=== TASK TO COMPLETE ===
Your task is to filter the data below down to the lines holding "주어진다".

=== DATA SHOWN ===

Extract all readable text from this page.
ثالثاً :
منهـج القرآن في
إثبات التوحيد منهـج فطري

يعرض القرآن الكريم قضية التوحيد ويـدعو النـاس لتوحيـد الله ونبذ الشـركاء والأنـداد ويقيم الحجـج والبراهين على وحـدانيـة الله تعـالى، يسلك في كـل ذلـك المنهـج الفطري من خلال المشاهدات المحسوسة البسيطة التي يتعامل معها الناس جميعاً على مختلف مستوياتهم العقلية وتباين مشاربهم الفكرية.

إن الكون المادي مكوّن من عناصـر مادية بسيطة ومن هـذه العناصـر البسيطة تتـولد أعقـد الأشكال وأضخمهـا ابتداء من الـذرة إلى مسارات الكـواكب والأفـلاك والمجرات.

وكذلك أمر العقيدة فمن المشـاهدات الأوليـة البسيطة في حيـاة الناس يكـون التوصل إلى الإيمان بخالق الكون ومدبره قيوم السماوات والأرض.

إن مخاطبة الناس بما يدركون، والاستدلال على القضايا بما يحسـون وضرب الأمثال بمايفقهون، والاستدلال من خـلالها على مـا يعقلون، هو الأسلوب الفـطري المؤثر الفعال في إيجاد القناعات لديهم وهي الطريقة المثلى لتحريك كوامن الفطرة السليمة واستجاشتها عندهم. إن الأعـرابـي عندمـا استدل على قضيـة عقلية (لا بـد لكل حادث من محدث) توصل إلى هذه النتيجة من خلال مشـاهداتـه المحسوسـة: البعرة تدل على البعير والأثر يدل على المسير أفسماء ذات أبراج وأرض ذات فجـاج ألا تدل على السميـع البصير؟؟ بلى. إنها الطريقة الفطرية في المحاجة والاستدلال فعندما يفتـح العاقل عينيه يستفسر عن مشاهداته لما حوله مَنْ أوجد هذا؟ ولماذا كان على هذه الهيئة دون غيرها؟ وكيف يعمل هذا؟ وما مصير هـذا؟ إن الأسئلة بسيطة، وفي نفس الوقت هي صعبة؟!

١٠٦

==

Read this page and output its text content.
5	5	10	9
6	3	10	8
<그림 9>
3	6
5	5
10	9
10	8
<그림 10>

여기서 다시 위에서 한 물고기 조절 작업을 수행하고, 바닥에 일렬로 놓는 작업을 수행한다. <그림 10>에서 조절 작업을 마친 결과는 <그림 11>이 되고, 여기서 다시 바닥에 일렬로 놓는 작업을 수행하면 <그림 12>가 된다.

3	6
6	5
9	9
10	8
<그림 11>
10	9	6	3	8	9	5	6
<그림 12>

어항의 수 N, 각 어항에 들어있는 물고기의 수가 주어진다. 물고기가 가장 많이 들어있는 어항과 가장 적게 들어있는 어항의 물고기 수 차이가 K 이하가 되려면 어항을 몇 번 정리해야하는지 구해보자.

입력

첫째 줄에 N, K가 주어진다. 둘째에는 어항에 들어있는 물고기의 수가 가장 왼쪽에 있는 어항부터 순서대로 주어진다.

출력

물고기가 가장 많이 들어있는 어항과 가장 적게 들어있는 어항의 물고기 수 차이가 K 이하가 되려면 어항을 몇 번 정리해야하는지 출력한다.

=== CORRECT RESULT ===
어항의 수 N, 각 어항에 들어있는 물고기의 수가 주어진다. 물고기가 가장 많이 들어있는 어항과 가장 적게 들어있는 어항의 물고기 수 차이가 K 이하가 되려면 어항을 몇 번 정리해야하는지 구해보자.
첫째 줄에 N, K가 주어진다. 둘째에는 어항에 들어있는 물고기의 수가 가장 왼쪽에 있는 어항부터 순서대로 주어진다.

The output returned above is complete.